┌─ Information supplied
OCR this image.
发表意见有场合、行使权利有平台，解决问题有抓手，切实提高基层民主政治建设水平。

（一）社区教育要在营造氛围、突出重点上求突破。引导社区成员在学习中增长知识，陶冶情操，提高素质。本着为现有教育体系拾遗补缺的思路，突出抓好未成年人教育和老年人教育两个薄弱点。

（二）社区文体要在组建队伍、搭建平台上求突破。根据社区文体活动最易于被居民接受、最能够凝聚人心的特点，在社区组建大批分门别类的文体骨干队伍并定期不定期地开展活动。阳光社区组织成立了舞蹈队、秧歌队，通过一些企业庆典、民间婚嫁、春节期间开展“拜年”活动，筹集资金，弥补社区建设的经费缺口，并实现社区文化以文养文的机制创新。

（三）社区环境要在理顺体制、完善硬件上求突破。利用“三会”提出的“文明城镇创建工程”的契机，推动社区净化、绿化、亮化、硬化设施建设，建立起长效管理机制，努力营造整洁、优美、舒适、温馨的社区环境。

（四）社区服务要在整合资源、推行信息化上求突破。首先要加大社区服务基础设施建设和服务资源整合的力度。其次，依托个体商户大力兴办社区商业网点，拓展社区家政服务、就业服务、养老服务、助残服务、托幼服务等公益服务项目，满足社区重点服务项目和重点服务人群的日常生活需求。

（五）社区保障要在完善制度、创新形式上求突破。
└─
**Exercise**: The records above should be returned exactly.

**Exercise response**:
OCR this image.
发表意见有场合、行使权利有平台，解决问题有抓手，切实提高基层民主政治建设水平。

（一）社区教育要在营造氛围、突出重点上求突破。引导社区成员在学习中增长知识，陶冶情操，提高素质。本着为现有教育体系拾遗补缺的思路，突出抓好未成年人教育和老年人教育两个薄弱点。

（二）社区文体要在组建队伍、搭建平台上求突破。根据社区文体活动最易于被居民接受、最能够凝聚人心的特点，在社区组建大批分门别类的文体骨干队伍并定期不定期地开展活动。阳光社区组织成立了舞蹈队、秧歌队，通过一些企业庆典、民间婚嫁、春节期间开展“拜年”活动，筹集资金，弥补社区建设的经费缺口，并实现社区文化以文养文的机制创新。

（三）社区环境要在理顺体制、完善硬件上求突破。利用“三会”提出的“文明城镇创建工程”的契机，推动社区净化、绿化、亮化、硬化设施建设，建立起长效管理机制，努力营造整洁、优美、舒适、温馨的社区环境。

（四）社区服务要在整合资源、推行信息化上求突破。首先要加大社区服务基础设施建设和服务资源整合的力度。其次，依托个体商户大力兴办社区商业网点，拓展社区家政服务、就业服务、养老服务、助残服务、托幼服务等公益服务项目，满足社区重点服务项目和重点服务人群的日常生活需求。

（五）社区保障要在完善制度、创新形式上求突破。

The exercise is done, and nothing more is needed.